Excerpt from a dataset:
···

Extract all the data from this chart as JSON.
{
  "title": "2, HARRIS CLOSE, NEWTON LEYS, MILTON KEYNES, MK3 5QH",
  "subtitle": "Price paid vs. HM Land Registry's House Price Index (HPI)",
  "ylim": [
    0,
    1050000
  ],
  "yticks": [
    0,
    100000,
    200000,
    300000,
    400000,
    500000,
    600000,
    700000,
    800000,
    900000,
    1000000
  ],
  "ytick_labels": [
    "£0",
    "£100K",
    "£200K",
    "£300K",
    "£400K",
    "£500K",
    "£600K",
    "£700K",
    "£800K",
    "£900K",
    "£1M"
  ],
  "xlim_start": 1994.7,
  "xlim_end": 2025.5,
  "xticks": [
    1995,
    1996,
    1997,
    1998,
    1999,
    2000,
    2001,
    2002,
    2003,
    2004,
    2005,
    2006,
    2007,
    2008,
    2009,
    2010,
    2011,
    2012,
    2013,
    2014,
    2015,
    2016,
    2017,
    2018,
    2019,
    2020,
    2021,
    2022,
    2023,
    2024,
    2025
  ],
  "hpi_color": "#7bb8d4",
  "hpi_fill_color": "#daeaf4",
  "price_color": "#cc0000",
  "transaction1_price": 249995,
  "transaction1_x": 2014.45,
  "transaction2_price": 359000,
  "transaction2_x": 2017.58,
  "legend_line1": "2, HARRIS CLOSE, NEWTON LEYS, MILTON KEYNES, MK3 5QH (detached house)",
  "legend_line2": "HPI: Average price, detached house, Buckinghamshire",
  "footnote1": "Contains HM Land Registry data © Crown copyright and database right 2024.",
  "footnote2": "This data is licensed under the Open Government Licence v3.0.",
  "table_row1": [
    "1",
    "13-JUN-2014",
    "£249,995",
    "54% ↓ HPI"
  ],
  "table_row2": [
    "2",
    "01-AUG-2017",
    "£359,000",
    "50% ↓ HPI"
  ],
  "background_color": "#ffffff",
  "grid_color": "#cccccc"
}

···

SET TASK —
Find all lines holding the string "KEYNES" and copy them.

THE RESULT —
  "title": "2, HARRIS CLOSE, NEWTON LEYS, MILTON KEYNES, MK3 5QH",
  "legend_line1": "2, HARRIS CLOSE, NEWTON LEYS, MILTON KEYNES, MK3 5QH (detached house)",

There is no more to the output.